▶ Excerpt from a dataset
^^^^^^^^
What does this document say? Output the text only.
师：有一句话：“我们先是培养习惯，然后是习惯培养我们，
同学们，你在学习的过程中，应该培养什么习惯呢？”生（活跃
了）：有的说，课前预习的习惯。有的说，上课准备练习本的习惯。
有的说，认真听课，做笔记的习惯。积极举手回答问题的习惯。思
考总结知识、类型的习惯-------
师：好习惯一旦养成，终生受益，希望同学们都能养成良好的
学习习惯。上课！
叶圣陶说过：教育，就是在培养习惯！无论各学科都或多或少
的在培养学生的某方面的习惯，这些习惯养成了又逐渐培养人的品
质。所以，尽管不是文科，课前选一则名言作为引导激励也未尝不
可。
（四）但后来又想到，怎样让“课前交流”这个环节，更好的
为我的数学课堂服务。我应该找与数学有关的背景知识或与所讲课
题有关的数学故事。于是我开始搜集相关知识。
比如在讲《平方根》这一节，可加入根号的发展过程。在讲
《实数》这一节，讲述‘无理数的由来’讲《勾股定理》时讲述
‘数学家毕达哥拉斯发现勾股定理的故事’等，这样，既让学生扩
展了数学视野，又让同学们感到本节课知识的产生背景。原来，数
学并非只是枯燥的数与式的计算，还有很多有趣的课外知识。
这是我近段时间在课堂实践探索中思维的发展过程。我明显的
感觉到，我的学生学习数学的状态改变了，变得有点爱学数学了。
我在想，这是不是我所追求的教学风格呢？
^^^^^^^^
▶ Exercise requirements
Please copy out each record, character for character.

▶ Answer to the exercise
What does this document say? Output the text only.
师：有一句话：“我们先是培养习惯，然后是习惯培养我们，
同学们，你在学习的过程中，应该培养什么习惯呢？”生（活跃
了）：有的说，课前预习的习惯。有的说，上课准备练习本的习惯。
有的说，认真听课，做笔记的习惯。积极举手回答问题的习惯。思
考总结知识、类型的习惯-------
师：好习惯一旦养成，终生受益，希望同学们都能养成良好的
学习习惯。上课！
叶圣陶说过：教育，就是在培养习惯！无论各学科都或多或少
的在培养学生的某方面的习惯，这些习惯养成了又逐渐培养人的品
质。所以，尽管不是文科，课前选一则名言作为引导激励也未尝不
可。
（四）但后来又想到，怎样让“课前交流”这个环节，更好的
为我的数学课堂服务。我应该找与数学有关的背景知识或与所讲课
题有关的数学故事。于是我开始搜集相关知识。
比如在讲《平方根》这一节，可加入根号的发展过程。在讲
《实数》这一节，讲述‘无理数的由来’讲《勾股定理》时讲述
‘数学家毕达哥拉斯发现勾股定理的故事’等，这样，既让学生扩
展了数学视野，又让同学们感到本节课知识的产生背景。原来，数
学并非只是枯燥的数与式的计算，还有很多有趣的课外知识。
这是我近段时间在课堂实践探索中思维的发展过程。我明显的
感觉到，我的学生学习数学的状态改变了，变得有点爱学数学了。
我在想，这是不是我所追求的教学风格呢？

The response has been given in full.